▶ PROBLEM TO WORK ON:
Extract every line from the records below that contains the word "maximum".

(Dataset entries)
==========

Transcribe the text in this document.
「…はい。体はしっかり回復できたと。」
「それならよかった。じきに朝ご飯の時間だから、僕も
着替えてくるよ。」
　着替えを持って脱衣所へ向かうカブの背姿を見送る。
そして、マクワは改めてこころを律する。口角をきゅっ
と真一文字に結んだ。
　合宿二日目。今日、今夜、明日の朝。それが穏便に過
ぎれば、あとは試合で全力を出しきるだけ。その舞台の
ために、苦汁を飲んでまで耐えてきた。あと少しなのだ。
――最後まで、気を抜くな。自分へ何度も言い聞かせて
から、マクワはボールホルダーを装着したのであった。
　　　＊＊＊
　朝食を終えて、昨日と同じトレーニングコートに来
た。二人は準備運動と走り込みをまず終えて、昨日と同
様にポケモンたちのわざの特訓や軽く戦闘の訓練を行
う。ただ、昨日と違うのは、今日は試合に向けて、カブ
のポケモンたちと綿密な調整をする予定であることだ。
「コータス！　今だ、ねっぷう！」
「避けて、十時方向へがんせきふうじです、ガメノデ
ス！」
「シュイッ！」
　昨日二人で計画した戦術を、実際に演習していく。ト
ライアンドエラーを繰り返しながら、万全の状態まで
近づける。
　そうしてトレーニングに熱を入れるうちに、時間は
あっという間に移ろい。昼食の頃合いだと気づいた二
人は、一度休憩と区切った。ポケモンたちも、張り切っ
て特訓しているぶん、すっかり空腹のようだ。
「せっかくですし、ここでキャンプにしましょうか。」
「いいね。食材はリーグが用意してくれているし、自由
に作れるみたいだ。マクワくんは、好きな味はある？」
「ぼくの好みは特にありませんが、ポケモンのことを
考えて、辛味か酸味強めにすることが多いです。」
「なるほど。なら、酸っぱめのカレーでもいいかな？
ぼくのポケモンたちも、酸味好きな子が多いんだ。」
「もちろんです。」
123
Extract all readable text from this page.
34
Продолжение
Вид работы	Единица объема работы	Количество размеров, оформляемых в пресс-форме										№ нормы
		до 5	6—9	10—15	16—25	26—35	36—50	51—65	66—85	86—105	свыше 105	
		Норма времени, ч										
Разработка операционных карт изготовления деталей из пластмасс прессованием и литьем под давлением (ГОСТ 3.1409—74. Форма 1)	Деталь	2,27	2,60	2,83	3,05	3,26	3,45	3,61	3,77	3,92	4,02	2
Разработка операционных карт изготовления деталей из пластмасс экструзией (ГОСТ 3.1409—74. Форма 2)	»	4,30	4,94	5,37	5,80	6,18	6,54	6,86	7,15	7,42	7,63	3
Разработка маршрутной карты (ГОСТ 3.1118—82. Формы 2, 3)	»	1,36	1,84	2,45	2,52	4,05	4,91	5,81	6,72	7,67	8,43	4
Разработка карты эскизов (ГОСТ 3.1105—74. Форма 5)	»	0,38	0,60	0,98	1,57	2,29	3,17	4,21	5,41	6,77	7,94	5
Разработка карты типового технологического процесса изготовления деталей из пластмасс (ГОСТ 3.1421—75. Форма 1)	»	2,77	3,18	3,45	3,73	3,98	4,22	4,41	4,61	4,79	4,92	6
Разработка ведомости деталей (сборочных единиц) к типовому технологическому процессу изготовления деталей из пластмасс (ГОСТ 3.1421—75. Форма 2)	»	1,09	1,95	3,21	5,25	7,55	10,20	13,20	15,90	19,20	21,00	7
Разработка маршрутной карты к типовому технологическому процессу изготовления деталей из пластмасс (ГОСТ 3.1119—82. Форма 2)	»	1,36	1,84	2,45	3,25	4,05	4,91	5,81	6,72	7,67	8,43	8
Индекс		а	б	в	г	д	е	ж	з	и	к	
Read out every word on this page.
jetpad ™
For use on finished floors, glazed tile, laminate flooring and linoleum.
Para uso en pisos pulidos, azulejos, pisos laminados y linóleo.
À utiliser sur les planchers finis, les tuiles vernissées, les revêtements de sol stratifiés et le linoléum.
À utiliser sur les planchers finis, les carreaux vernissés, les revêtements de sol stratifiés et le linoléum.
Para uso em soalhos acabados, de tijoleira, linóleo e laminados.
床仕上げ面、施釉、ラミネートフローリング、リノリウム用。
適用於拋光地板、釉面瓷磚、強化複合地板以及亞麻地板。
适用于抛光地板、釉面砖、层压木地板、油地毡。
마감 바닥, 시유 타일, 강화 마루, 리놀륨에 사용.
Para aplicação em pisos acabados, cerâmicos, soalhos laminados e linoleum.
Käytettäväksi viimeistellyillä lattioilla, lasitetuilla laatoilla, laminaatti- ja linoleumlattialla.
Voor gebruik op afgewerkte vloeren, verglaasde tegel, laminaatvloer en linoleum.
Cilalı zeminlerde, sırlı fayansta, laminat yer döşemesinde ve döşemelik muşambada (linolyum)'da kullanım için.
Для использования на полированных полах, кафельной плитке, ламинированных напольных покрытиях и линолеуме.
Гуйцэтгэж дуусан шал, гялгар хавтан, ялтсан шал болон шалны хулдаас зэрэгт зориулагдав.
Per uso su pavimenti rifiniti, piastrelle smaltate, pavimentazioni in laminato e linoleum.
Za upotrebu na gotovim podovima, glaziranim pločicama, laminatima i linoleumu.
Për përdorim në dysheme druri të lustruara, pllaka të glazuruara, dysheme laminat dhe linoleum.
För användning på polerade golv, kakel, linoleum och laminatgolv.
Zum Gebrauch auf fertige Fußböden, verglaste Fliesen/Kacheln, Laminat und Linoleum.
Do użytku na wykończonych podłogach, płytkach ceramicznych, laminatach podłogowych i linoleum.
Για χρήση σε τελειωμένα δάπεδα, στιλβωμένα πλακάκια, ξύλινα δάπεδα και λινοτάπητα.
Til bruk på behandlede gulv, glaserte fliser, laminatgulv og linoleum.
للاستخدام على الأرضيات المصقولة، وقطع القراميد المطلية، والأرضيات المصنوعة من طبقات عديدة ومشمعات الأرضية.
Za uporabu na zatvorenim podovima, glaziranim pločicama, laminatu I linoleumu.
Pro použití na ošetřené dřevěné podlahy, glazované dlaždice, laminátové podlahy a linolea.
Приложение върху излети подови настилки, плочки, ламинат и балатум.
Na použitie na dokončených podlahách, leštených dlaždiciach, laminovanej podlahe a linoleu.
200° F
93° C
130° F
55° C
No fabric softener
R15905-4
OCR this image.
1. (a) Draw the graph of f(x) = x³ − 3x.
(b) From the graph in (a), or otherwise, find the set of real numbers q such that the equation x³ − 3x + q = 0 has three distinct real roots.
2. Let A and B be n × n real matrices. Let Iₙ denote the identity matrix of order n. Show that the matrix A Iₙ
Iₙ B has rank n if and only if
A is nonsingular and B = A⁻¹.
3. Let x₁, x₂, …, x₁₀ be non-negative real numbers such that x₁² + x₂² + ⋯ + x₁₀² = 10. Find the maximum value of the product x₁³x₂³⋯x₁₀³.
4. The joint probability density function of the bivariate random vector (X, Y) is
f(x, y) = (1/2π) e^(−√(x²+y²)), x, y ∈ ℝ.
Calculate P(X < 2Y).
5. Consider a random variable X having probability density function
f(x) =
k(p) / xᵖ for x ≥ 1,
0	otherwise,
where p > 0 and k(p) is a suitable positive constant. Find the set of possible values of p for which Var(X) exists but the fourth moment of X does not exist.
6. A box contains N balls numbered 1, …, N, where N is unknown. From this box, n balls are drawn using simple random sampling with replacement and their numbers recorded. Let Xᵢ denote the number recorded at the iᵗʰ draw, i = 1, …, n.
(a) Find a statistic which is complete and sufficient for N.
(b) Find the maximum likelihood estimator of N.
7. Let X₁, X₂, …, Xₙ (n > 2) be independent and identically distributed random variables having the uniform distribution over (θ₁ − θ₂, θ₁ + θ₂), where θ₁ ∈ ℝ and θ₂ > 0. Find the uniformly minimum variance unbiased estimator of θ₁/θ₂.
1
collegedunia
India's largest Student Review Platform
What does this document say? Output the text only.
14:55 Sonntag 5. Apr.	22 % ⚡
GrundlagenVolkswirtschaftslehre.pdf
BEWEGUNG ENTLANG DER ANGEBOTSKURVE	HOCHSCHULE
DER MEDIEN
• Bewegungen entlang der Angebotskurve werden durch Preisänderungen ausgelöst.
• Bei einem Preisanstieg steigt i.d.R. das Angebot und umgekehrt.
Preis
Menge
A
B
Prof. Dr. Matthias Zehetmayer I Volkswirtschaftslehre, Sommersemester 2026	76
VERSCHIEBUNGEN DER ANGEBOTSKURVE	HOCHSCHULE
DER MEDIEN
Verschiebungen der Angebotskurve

==========

▶ SOLVED PROBLEM:
3. Let x₁, x₂, …, x₁₀ be non-negative real numbers such that x₁² + x₂² + ⋯ + x₁₀² = 10. Find the maximum value of the product x₁³x₂³⋯x₁₀³.
(b) Find the maximum likelihood estimator of N.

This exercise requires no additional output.